» **STATED EXERCISE**
Find the word "이용하여" in the material below and gather every line that contains it.
━━━━━ DATA SECTION
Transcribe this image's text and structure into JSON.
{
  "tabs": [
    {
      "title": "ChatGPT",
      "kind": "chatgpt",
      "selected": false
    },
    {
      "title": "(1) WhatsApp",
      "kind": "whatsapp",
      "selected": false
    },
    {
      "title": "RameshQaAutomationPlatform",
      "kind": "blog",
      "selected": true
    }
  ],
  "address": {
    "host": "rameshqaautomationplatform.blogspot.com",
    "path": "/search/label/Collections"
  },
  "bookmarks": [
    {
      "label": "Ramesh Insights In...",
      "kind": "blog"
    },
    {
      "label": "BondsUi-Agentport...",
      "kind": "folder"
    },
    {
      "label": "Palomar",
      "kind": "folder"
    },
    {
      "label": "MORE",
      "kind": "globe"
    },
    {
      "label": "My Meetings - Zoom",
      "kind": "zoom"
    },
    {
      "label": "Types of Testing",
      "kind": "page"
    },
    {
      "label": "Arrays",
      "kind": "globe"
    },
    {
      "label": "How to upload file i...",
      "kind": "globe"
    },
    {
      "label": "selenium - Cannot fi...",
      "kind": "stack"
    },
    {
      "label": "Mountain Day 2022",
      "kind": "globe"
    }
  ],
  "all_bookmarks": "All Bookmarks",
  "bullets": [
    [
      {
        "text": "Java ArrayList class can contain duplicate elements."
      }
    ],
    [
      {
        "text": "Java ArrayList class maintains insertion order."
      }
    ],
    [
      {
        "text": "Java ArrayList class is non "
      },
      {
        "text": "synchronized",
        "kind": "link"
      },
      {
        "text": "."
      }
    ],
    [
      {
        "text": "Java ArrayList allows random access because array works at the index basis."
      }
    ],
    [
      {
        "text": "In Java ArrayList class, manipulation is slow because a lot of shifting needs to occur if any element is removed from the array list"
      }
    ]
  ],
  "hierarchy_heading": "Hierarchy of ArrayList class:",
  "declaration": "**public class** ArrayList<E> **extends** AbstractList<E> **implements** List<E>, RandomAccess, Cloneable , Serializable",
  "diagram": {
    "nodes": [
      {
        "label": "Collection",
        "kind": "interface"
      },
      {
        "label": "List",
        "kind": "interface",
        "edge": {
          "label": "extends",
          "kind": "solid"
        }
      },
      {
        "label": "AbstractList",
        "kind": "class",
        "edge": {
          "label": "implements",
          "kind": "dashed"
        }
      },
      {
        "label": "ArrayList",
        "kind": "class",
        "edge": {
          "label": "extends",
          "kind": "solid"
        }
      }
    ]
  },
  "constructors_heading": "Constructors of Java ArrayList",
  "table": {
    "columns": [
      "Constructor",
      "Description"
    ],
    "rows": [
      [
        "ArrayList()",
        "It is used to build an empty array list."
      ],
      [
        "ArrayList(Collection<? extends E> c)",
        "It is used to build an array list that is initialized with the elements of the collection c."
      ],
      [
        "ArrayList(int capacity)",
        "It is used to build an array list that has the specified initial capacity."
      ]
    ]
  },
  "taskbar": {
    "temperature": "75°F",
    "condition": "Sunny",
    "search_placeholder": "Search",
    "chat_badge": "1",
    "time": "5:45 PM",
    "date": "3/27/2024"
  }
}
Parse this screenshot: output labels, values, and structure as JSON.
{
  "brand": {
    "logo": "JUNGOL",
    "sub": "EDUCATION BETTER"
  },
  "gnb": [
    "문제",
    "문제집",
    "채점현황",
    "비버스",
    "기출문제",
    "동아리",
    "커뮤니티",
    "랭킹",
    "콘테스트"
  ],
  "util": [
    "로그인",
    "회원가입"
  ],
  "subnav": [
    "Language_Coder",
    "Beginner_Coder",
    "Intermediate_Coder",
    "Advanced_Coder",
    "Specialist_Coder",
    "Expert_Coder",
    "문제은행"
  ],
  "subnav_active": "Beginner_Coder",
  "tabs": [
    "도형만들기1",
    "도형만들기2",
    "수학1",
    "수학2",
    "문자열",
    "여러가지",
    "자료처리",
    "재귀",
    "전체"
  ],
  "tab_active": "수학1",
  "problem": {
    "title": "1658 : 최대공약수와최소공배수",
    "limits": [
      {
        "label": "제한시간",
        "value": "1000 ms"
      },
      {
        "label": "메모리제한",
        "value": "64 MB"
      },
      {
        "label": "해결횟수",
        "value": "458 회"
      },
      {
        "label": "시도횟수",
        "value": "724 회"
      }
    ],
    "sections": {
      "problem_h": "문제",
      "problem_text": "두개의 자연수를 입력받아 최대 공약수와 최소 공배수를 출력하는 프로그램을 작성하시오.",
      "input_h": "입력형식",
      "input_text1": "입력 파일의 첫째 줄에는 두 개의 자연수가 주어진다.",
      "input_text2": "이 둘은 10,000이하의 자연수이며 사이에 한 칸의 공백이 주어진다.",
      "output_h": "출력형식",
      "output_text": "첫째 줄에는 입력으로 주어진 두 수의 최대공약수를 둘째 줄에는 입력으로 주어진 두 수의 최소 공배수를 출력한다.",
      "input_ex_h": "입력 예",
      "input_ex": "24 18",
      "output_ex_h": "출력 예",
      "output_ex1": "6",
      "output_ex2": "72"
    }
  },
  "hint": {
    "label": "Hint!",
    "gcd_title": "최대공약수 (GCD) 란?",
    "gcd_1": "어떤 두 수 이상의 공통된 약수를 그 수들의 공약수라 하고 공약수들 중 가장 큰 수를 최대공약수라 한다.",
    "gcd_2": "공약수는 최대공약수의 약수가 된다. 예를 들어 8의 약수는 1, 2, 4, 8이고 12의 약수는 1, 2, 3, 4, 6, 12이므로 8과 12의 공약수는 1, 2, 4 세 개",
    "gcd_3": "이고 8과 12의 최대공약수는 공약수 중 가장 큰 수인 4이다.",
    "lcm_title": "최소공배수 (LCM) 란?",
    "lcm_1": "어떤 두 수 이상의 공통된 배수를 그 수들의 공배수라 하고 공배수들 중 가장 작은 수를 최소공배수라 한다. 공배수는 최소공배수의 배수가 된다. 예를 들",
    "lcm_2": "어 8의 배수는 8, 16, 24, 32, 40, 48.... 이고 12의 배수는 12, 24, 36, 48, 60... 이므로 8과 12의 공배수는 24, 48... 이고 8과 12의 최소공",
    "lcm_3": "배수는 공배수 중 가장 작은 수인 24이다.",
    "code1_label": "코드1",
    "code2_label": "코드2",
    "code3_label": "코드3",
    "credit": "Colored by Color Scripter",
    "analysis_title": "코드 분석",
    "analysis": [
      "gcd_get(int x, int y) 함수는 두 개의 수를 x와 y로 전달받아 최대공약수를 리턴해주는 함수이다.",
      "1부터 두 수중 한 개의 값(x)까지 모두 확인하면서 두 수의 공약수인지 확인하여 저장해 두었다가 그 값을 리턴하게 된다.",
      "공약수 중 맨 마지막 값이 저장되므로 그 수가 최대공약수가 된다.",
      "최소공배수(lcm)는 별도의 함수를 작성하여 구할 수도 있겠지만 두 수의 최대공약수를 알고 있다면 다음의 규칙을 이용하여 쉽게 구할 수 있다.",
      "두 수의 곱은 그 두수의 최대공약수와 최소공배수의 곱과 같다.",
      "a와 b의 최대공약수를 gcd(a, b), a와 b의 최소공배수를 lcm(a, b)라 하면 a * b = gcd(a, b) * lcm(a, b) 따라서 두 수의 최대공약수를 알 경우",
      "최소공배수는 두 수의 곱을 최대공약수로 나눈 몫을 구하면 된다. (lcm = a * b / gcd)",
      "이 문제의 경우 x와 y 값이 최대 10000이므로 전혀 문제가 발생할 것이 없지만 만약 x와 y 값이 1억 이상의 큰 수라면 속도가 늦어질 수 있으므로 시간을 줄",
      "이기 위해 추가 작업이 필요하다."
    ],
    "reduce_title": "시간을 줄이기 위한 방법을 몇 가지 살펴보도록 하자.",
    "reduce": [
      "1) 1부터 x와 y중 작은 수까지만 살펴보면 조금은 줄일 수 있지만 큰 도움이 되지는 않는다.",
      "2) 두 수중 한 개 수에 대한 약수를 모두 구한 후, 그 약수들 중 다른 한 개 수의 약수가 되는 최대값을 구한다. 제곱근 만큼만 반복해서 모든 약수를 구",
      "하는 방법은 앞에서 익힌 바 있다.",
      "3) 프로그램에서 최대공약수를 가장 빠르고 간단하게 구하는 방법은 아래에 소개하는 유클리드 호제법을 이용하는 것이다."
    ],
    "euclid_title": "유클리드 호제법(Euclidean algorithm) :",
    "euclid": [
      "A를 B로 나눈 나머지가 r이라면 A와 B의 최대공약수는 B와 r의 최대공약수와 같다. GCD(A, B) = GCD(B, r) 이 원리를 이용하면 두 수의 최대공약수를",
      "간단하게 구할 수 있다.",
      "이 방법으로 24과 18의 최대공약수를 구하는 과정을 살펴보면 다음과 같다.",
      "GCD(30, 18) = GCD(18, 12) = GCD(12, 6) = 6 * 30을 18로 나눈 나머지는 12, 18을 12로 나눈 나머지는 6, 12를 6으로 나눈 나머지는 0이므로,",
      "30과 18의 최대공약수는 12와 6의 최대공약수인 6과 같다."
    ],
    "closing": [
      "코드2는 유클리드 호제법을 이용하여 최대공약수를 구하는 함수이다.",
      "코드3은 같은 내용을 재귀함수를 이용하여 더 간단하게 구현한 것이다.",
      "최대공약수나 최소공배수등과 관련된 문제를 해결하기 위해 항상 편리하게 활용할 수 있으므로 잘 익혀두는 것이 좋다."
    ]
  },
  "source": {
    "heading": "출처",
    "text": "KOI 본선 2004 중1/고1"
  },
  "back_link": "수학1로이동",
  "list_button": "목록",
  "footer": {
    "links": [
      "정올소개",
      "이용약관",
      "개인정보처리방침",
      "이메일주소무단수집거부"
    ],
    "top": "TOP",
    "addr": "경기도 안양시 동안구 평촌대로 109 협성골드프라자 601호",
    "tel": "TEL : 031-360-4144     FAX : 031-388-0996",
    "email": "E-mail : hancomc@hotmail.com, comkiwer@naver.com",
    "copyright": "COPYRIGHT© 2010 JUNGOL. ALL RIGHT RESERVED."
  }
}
━━━━━━━━━━
» **WRITTEN RESPONSE**
      "최소공배수(lcm)는 별도의 함수를 작성하여 구할 수도 있겠지만 두 수의 최대공약수를 알고 있다면 다음의 규칙을 이용하여 쉽게 구할 수 있다.",
      "코드2는 유클리드 호제법을 이용하여 최대공약수를 구하는 함수이다.",
      "코드3은 같은 내용을 재귀함수를 이용하여 더 간단하게 구현한 것이다.",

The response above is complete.